▸ The exercise:
Switch every "colorbar-swatch" in the listing below to "legend-swatch", and keep all other text unchanged.

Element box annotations
::::::::::
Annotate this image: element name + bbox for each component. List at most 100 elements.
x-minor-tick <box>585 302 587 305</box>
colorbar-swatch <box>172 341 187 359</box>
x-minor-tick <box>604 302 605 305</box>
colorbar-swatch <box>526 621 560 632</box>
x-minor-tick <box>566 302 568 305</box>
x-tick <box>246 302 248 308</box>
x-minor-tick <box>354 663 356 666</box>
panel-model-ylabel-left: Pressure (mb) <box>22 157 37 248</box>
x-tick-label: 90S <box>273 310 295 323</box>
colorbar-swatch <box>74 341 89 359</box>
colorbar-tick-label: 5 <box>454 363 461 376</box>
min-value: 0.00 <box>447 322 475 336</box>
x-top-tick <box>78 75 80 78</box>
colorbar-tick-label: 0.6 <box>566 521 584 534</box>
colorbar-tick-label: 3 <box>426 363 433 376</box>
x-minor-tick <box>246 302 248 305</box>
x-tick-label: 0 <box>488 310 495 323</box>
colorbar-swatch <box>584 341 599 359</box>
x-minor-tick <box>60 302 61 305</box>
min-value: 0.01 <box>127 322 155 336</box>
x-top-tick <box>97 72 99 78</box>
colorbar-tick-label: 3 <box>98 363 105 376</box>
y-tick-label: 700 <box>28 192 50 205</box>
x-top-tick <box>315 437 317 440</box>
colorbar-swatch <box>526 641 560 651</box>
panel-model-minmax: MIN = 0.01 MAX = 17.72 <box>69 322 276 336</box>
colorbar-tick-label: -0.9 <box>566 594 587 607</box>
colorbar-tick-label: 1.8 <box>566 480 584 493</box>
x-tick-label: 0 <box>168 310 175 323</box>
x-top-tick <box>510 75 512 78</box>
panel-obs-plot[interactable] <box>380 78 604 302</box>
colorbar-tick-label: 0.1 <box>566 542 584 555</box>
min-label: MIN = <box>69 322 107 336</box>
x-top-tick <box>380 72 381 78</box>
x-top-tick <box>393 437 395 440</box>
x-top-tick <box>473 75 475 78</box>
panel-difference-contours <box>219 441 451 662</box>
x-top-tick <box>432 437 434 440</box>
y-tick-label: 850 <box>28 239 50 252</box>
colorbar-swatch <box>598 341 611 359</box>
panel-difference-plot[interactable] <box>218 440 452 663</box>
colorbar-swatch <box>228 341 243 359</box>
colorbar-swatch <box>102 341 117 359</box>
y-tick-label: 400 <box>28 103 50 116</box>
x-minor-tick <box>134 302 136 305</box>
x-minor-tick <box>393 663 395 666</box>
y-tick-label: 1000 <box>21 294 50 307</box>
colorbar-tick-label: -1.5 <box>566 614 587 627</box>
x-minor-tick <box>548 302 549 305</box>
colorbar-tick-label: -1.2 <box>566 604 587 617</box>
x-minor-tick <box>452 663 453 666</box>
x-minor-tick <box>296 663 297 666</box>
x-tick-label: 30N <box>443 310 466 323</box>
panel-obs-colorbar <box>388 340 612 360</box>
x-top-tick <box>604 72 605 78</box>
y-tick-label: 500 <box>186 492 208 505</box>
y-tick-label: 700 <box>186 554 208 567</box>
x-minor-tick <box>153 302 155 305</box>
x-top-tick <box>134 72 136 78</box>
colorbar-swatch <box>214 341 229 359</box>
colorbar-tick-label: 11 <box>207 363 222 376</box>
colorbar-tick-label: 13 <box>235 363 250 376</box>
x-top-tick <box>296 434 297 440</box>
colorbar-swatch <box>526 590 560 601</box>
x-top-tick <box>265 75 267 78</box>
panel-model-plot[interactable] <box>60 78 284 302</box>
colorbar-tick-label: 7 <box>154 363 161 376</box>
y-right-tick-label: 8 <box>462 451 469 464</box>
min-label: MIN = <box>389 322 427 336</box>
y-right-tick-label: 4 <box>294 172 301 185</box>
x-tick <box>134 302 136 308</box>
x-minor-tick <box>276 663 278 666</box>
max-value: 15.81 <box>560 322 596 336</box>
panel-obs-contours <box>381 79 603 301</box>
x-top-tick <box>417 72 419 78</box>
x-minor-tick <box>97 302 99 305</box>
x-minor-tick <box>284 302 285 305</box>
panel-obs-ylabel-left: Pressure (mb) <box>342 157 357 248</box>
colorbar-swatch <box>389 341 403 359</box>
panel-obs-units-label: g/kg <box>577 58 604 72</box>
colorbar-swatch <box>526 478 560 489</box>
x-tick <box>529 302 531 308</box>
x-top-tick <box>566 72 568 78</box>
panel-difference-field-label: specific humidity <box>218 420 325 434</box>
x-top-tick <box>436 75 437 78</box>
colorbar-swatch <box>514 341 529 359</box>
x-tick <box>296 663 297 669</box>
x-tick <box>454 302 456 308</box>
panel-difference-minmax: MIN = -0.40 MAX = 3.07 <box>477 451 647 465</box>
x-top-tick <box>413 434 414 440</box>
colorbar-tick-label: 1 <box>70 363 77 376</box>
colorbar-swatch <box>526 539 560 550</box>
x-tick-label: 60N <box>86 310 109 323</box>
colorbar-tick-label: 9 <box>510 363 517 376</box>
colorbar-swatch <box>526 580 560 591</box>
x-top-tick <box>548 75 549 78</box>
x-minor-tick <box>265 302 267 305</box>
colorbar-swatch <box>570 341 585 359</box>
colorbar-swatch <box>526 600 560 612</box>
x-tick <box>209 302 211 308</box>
::::::::::
▸ Solution to the problem:
Annotate this image: element name + bbox for each component. List at most 100 elements.
x-minor-tick <box>585 302 587 305</box>
legend-swatch <box>172 341 187 359</box>
x-minor-tick <box>604 302 605 305</box>
legend-swatch <box>526 621 560 632</box>
x-minor-tick <box>566 302 568 305</box>
x-tick <box>246 302 248 308</box>
x-minor-tick <box>354 663 356 666</box>
panel-model-ylabel-left: Pressure (mb) <box>22 157 37 248</box>
x-tick-label: 90S <box>273 310 295 323</box>
legend-swatch <box>74 341 89 359</box>
colorbar-tick-label: 5 <box>454 363 461 376</box>
min-value: 0.00 <box>447 322 475 336</box>
x-top-tick <box>78 75 80 78</box>
colorbar-tick-label: 0.6 <box>566 521 584 534</box>
colorbar-tick-label: 3 <box>426 363 433 376</box>
x-minor-tick <box>246 302 248 305</box>
x-tick-label: 0 <box>488 310 495 323</box>
legend-swatch <box>584 341 599 359</box>
x-minor-tick <box>60 302 61 305</box>
min-value: 0.01 <box>127 322 155 336</box>
x-top-tick <box>97 72 99 78</box>
colorbar-tick-label: 3 <box>98 363 105 376</box>
y-tick-label: 700 <box>28 192 50 205</box>
x-top-tick <box>315 437 317 440</box>
legend-swatch <box>526 641 560 651</box>
panel-model-minmax: MIN = 0.01 MAX = 17.72 <box>69 322 276 336</box>
colorbar-tick-label: -0.9 <box>566 594 587 607</box>
colorbar-tick-label: 1.8 <box>566 480 584 493</box>
x-tick-label: 0 <box>168 310 175 323</box>
x-top-tick <box>510 75 512 78</box>
panel-obs-plot[interactable] <box>380 78 604 302</box>
colorbar-tick-label: 0.1 <box>566 542 584 555</box>
min-label: MIN = <box>69 322 107 336</box>
x-top-tick <box>380 72 381 78</box>
x-top-tick <box>393 437 395 440</box>
x-top-tick <box>473 75 475 78</box>
panel-difference-contours <box>219 441 451 662</box>
x-top-tick <box>432 437 434 440</box>
y-tick-label: 850 <box>28 239 50 252</box>
legend-swatch <box>598 341 611 359</box>
panel-difference-plot[interactable] <box>218 440 452 663</box>
legend-swatch <box>228 341 243 359</box>
legend-swatch <box>102 341 117 359</box>
y-tick-label: 400 <box>28 103 50 116</box>
x-minor-tick <box>134 302 136 305</box>
x-minor-tick <box>393 663 395 666</box>
y-tick-label: 1000 <box>21 294 50 307</box>
colorbar-tick-label: -1.5 <box>566 614 587 627</box>
x-minor-tick <box>548 302 549 305</box>
colorbar-tick-label: -1.2 <box>566 604 587 617</box>
x-minor-tick <box>452 663 453 666</box>
x-minor-tick <box>296 663 297 666</box>
x-tick-label: 30N <box>443 310 466 323</box>
panel-obs-colorbar <box>388 340 612 360</box>
x-top-tick <box>604 72 605 78</box>
y-tick-label: 500 <box>186 492 208 505</box>
y-tick-label: 700 <box>186 554 208 567</box>
x-minor-tick <box>153 302 155 305</box>
x-top-tick <box>134 72 136 78</box>
legend-swatch <box>214 341 229 359</box>
colorbar-tick-label: 11 <box>207 363 222 376</box>
colorbar-tick-label: 13 <box>235 363 250 376</box>
x-top-tick <box>296 434 297 440</box>
legend-swatch <box>526 590 560 601</box>
x-top-tick <box>265 75 267 78</box>
panel-model-plot[interactable] <box>60 78 284 302</box>
colorbar-tick-label: 7 <box>154 363 161 376</box>
y-right-tick-label: 8 <box>462 451 469 464</box>
min-label: MIN = <box>389 322 427 336</box>
y-right-tick-label: 4 <box>294 172 301 185</box>
x-tick <box>134 302 136 308</box>
x-minor-tick <box>276 663 278 666</box>
max-value: 15.81 <box>560 322 596 336</box>
panel-obs-contours <box>381 79 603 301</box>
x-top-tick <box>417 72 419 78</box>
x-minor-tick <box>97 302 99 305</box>
x-minor-tick <box>284 302 285 305</box>
panel-obs-ylabel-left: Pressure (mb) <box>342 157 357 248</box>
legend-swatch <box>389 341 403 359</box>
panel-obs-units-label: g/kg <box>577 58 604 72</box>
legend-swatch <box>526 478 560 489</box>
x-tick <box>529 302 531 308</box>
x-top-tick <box>566 72 568 78</box>
panel-difference-field-label: specific humidity <box>218 420 325 434</box>
x-top-tick <box>436 75 437 78</box>
legend-swatch <box>514 341 529 359</box>
x-tick <box>296 663 297 669</box>
x-tick <box>454 302 456 308</box>
panel-difference-minmax: MIN = -0.40 MAX = 3.07 <box>477 451 647 465</box>
x-top-tick <box>413 434 414 440</box>
colorbar-tick-label: 1 <box>70 363 77 376</box>
legend-swatch <box>526 539 560 550</box>
x-tick-label: 60N <box>86 310 109 323</box>
colorbar-tick-label: 9 <box>510 363 517 376</box>
legend-swatch <box>526 580 560 591</box>
x-top-tick <box>548 75 549 78</box>
x-minor-tick <box>265 302 267 305</box>
legend-swatch <box>570 341 585 359</box>
legend-swatch <box>526 600 560 612</box>
x-tick <box>209 302 211 308</box>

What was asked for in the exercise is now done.